Work required - Repeat the records exactly. Every line must match.

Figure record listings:
---------------

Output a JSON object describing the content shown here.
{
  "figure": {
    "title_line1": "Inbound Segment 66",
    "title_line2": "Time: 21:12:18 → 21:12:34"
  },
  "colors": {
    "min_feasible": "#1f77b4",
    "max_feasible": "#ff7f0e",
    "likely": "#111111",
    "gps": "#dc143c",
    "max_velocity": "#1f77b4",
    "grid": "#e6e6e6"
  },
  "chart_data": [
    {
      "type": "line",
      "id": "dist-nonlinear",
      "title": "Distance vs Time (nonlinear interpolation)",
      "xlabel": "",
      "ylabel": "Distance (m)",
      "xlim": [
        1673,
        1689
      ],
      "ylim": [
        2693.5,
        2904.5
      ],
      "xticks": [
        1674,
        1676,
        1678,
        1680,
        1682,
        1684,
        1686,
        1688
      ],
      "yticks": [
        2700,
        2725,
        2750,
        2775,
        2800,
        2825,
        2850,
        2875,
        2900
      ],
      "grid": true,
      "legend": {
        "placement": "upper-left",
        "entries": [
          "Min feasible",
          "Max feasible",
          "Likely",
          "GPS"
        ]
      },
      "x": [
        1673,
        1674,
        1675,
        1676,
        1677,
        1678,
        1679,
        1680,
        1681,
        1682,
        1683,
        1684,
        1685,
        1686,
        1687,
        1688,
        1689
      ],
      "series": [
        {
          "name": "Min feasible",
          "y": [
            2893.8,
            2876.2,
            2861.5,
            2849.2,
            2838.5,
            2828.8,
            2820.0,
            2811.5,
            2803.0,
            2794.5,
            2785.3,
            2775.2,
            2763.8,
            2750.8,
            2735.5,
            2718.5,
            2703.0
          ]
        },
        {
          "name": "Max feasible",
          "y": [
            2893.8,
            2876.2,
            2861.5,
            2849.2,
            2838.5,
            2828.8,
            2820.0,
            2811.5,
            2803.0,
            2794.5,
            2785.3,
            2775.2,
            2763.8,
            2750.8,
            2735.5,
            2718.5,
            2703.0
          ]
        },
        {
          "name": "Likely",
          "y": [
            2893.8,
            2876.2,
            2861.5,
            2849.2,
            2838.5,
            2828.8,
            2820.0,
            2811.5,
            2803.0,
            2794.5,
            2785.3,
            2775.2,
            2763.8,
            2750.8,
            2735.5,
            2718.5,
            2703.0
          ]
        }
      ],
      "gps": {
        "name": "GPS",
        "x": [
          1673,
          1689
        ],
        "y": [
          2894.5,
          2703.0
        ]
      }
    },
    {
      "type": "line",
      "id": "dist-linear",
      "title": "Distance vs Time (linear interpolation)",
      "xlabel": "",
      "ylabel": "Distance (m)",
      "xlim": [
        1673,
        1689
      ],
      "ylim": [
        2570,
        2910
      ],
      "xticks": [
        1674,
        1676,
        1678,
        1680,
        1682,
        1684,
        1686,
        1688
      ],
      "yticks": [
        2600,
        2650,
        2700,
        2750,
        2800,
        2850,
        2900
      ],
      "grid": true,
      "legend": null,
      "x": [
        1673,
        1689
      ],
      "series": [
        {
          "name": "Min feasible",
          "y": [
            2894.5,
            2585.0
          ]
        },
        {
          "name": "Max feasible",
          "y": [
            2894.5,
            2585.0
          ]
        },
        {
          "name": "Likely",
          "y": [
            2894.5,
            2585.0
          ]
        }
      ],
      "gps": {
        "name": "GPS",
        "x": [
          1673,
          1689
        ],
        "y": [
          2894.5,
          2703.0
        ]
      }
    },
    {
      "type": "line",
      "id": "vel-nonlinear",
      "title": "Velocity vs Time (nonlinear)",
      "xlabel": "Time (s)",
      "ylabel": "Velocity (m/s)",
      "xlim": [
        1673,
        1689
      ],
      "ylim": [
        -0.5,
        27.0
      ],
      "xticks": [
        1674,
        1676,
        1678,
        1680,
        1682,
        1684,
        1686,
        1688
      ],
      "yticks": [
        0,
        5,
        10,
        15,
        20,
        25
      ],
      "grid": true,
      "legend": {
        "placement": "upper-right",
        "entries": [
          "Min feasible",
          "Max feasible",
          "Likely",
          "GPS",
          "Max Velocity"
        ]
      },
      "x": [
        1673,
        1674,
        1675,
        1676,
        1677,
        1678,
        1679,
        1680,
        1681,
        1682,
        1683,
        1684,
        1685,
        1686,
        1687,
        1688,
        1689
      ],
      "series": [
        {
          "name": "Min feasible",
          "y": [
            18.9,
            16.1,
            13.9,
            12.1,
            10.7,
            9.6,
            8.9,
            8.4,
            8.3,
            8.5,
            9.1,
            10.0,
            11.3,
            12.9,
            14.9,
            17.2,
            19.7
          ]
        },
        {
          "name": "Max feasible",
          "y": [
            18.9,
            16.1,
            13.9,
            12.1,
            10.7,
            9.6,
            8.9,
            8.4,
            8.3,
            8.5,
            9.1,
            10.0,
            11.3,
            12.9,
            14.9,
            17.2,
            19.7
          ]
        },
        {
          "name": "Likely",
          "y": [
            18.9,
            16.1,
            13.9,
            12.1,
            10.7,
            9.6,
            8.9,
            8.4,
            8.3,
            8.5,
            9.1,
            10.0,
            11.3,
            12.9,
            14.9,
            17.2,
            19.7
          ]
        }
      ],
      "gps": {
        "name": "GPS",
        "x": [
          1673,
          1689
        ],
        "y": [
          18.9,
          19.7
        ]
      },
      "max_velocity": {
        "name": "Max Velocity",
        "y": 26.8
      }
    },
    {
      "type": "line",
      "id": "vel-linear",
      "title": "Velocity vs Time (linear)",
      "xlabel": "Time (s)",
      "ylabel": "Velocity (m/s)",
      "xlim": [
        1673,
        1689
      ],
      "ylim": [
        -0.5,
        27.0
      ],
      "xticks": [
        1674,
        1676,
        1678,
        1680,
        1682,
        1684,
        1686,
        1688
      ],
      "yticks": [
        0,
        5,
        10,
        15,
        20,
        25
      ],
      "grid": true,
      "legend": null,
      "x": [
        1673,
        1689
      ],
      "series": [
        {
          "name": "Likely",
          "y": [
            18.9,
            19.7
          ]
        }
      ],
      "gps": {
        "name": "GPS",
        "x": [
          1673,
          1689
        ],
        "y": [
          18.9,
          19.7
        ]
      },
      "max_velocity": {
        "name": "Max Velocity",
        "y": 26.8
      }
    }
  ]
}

---------------

The reply -
Output a JSON object describing the content shown here.
{
  "figure": {
    "title_line1": "Inbound Segment 66",
    "title_line2": "Time: 21:12:18 → 21:12:34"
  },
  "colors": {
    "min_feasible": "#1f77b4",
    "max_feasible": "#ff7f0e",
    "likely": "#111111",
    "gps": "#dc143c",
    "max_velocity": "#1f77b4",
    "grid": "#e6e6e6"
  },
  "chart_data": [
    {
      "type": "line",
      "id": "dist-nonlinear",
      "title": "Distance vs Time (nonlinear interpolation)",
      "xlabel": "",
      "ylabel": "Distance (m)",
      "xlim": [
        1673,
        1689
      ],
      "ylim": [
        2693.5,
        2904.5
      ],
      "xticks": [
        1674,
        1676,
        1678,
        1680,
        1682,
        1684,
        1686,
        1688
      ],
      "yticks": [
        2700,
        2725,
        2750,
        2775,
        2800,
        2825,
        2850,
        2875,
        2900
      ],
      "grid": true,
      "legend": {
        "placement": "upper-left",
        "entries": [
          "Min feasible",
          "Max feasible",
          "Likely",
          "GPS"
        ]
      },
      "x": [
        1673,
        1674,
        1675,
        1676,
        1677,
        1678,
        1679,
        1680,
        1681,
        1682,
        1683,
        1684,
        1685,
        1686,
        1687,
        1688,
        1689
      ],
      "series": [
        {
          "name": "Min feasible",
          "y": [
            2893.8,
            2876.2,
            2861.5,
            2849.2,
            2838.5,
            2828.8,
            2820.0,
            2811.5,
            2803.0,
            2794.5,
            2785.3,
            2775.2,
            2763.8,
            2750.8,
            2735.5,
            2718.5,
            2703.0
          ]
        },
        {
          "name": "Max feasible",
          "y": [
            2893.8,
            2876.2,
            2861.5,
            2849.2,
            2838.5,
            2828.8,
            2820.0,
            2811.5,
            2803.0,
            2794.5,
            2785.3,
            2775.2,
            2763.8,
            2750.8,
            2735.5,
            2718.5,
            2703.0
          ]
        },
        {
          "name": "Likely",
          "y": [
            2893.8,
            2876.2,
            2861.5,
            2849.2,
            2838.5,
            2828.8,
            2820.0,
            2811.5,
            2803.0,
            2794.5,
            2785.3,
            2775.2,
            2763.8,
            2750.8,
            2735.5,
            2718.5,
            2703.0
          ]
        }
      ],
      "gps": {
        "name": "GPS",
        "x": [
          1673,
          1689
        ],
        "y": [
          2894.5,
          2703.0
        ]
      }
    },
    {
      "type": "line",
      "id": "dist-linear",
      "title": "Distance vs Time (linear interpolation)",
      "xlabel": "",
      "ylabel": "Distance (m)",
      "xlim": [
        1673,
        1689
      ],
      "ylim": [
        2570,
        2910
      ],
      "xticks": [
        1674,
        1676,
        1678,
        1680,
        1682,
        1684,
        1686,
        1688
      ],
      "yticks": [
        2600,
        2650,
        2700,
        2750,
        2800,
        2850,
        2900
      ],
      "grid": true,
      "legend": null,
      "x": [
        1673,
        1689
      ],
      "series": [
        {
          "name": "Min feasible",
          "y": [
            2894.5,
            2585.0
          ]
        },
        {
          "name": "Max feasible",
          "y": [
            2894.5,
            2585.0
          ]
        },
        {
          "name": "Likely",
          "y": [
            2894.5,
            2585.0
          ]
        }
      ],
      "gps": {
        "name": "GPS",
        "x": [
          1673,
          1689
        ],
        "y": [
          2894.5,
          2703.0
        ]
      }
    },
    {
      "type": "line",
      "id": "vel-nonlinear",
      "title": "Velocity vs Time (nonlinear)",
      "xlabel": "Time (s)",
      "ylabel": "Velocity (m/s)",
      "xlim": [
        1673,
        1689
      ],
      "ylim": [
        -0.5,
        27.0
      ],
      "xticks": [
        1674,
        1676,
        1678,
        1680,
        1682,
        1684,
        1686,
        1688
      ],
      "yticks": [
        0,
        5,
        10,
        15,
        20,
        25
      ],
      "grid": true,
      "legend": {
        "placement": "upper-right",
        "entries": [
          "Min feasible",
          "Max feasible",
          "Likely",
          "GPS",
          "Max Velocity"
        ]
      },
      "x": [
        1673,
        1674,
        1675,
        1676,
        1677,
        1678,
        1679,
        1680,
        1681,
        1682,
        1683,
        1684,
        1685,
        1686,
        1687,
        1688,
        1689
      ],
      "series": [
        {
          "name": "Min feasible",
          "y": [
            18.9,
            16.1,
            13.9,
            12.1,
            10.7,
            9.6,
            8.9,
            8.4,
            8.3,
            8.5,
            9.1,
            10.0,
            11.3,
            12.9,
            14.9,
            17.2,
            19.7
          ]
        },
        {
          "name": "Max feasible",
          "y": [
            18.9,
            16.1,
            13.9,
            12.1,
            10.7,
            9.6,
            8.9,
            8.4,
            8.3,
            8.5,
            9.1,
            10.0,
            11.3,
            12.9,
            14.9,
            17.2,
            19.7
          ]
        },
        {
          "name": "Likely",
          "y": [
            18.9,
            16.1,
            13.9,
            12.1,
            10.7,
            9.6,
            8.9,
            8.4,
            8.3,
            8.5,
            9.1,
            10.0,
            11.3,
            12.9,
            14.9,
            17.2,
            19.7
          ]
        }
      ],
      "gps": {
        "name": "GPS",
        "x": [
          1673,
          1689
        ],
        "y": [
          18.9,
          19.7
        ]
      },
      "max_velocity": {
        "name": "Max Velocity",
        "y": 26.8
      }
    },
    {
      "type": "line",
      "id": "vel-linear",
      "title": "Velocity vs Time (linear)",
      "xlabel": "Time (s)",
      "ylabel": "Velocity (m/s)",
      "xlim": [
        1673,
        1689
      ],
      "ylim": [
        -0.5,
        27.0
      ],
      "xticks": [
        1674,
        1676,
        1678,
        1680,
        1682,
        1684,
        1686,
        1688
      ],
      "yticks": [
        0,
        5,
        10,
        15,
        20,
        25
      ],
      "grid": true,
      "legend": null,
      "x": [
        1673,
        1689
      ],
      "series": [
        {
          "name": "Likely",
          "y": [
            18.9,
            19.7
          ]
        }
      ],
      "gps": {
        "name": "GPS",
        "x": [
          1673,
          1689
        ],
        "y": [
          18.9,
          19.7
        ]
      },
      "max_velocity": {
        "name": "Max Velocity",
        "y": 26.8
      }
    }
  ]
}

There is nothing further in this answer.